- **To do**
Read the lines below. Copy out any that hold the string "включая".

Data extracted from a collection
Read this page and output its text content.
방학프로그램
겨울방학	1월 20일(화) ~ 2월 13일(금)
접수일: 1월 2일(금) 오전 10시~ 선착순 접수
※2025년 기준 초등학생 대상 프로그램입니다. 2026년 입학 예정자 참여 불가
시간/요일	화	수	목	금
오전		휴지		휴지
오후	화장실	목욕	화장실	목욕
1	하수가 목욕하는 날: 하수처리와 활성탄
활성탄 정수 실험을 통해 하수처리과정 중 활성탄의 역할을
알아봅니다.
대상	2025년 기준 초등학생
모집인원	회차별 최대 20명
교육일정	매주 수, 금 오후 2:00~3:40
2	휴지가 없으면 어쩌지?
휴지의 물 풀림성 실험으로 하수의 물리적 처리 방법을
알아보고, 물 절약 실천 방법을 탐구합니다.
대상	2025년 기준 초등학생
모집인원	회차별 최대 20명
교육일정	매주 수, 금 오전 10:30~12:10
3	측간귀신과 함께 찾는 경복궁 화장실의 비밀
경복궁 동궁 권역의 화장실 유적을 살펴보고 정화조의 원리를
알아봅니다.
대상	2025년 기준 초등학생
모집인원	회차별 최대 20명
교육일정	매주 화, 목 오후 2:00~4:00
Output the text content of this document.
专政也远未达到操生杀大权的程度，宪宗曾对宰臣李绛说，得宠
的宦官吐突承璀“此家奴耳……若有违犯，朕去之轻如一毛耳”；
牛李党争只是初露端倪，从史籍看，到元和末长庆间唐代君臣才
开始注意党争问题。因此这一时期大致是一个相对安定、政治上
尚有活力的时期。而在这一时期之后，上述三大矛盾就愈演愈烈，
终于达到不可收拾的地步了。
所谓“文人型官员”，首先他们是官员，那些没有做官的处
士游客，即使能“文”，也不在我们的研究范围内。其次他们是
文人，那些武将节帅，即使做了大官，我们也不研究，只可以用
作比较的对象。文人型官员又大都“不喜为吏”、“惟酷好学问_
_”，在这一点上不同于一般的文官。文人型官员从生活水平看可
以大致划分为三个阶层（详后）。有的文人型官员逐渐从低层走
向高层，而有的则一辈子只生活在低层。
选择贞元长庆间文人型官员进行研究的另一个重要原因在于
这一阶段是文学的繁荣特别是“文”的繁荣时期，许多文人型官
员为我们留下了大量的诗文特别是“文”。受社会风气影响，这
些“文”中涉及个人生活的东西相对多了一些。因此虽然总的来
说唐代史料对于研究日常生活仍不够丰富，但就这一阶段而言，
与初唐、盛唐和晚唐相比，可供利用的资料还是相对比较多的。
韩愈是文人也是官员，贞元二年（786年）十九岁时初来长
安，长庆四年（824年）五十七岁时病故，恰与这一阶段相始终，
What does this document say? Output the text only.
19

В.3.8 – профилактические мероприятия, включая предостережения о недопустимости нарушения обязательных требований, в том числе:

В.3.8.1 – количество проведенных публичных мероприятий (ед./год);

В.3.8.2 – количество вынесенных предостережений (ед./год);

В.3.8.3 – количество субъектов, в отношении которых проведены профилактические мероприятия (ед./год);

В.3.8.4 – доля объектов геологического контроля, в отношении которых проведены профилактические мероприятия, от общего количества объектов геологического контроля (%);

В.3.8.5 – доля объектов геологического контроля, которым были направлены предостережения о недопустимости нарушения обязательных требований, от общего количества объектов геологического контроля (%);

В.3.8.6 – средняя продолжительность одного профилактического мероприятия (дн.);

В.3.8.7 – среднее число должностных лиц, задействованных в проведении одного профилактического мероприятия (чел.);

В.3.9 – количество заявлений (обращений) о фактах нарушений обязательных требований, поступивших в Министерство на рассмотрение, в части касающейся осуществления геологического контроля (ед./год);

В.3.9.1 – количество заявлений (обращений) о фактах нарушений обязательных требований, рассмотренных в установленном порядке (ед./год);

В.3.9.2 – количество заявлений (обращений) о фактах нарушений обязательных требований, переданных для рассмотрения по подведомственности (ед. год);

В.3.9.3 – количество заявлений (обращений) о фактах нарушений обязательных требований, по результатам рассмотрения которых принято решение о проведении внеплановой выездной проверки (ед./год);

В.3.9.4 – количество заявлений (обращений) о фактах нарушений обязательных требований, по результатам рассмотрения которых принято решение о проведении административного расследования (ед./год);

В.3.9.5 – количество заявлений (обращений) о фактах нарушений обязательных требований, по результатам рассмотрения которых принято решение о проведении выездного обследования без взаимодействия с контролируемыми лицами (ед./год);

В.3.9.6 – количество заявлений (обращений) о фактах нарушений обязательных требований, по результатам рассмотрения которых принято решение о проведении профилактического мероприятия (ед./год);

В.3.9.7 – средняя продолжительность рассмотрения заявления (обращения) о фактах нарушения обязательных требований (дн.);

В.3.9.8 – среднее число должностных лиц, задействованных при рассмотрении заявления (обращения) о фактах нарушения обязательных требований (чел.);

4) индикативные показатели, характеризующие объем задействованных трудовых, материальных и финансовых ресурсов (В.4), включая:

- **Solution to the exercise**
В.3.8 – профилактические мероприятия, включая предостережения о недопустимости нарушения обязательных требований, в том числе:
4) индикативные показатели, характеризующие объем задействованных трудовых, материальных и финансовых ресурсов (В.4), включая:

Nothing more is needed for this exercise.